'''

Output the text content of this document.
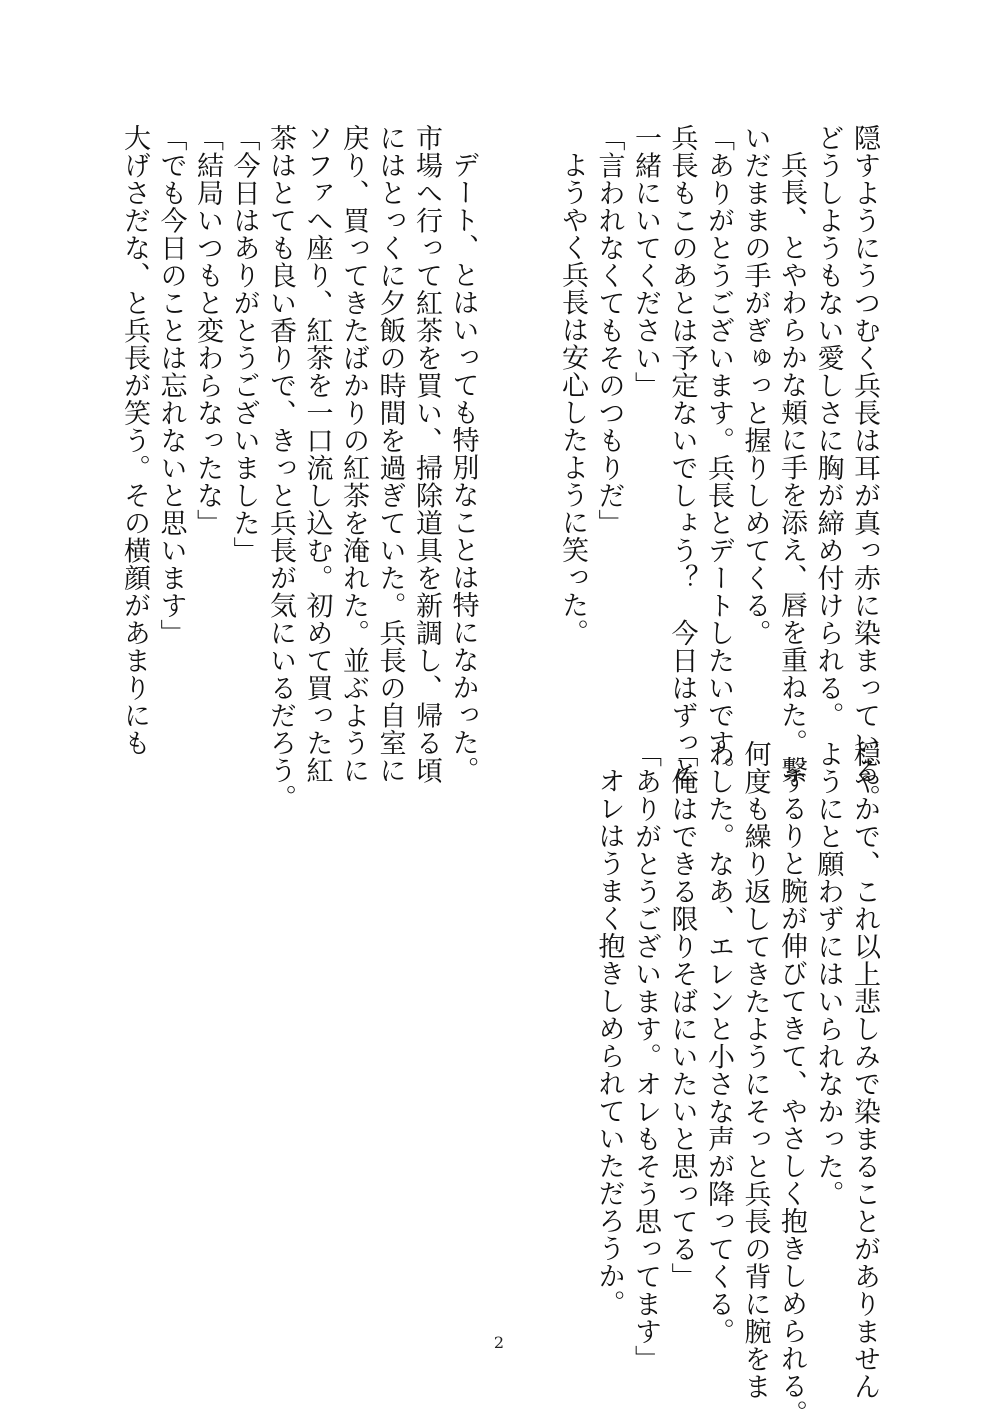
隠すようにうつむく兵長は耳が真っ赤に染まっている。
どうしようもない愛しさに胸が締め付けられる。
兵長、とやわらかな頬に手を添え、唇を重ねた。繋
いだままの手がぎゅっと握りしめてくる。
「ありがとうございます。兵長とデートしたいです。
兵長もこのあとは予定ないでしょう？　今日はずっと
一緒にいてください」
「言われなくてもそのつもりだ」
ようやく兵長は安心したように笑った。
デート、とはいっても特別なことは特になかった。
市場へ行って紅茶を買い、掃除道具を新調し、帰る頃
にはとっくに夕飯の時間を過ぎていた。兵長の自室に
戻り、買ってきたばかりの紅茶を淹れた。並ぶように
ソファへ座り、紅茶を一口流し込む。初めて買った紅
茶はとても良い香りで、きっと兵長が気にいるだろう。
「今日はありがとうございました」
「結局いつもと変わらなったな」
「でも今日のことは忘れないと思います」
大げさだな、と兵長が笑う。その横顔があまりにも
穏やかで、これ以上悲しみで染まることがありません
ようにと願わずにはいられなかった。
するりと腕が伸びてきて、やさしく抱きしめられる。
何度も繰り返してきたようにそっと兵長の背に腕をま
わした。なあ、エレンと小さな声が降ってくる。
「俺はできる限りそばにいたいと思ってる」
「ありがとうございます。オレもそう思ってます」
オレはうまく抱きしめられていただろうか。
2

'''

WRITTEN EXERCISE :: Collect the lines of the records that include the string "ありがとうございます".

ANSWER ::
「ありがとうございます。兵長とデートしたいです。
「ありがとうございます。オレもそう思ってます」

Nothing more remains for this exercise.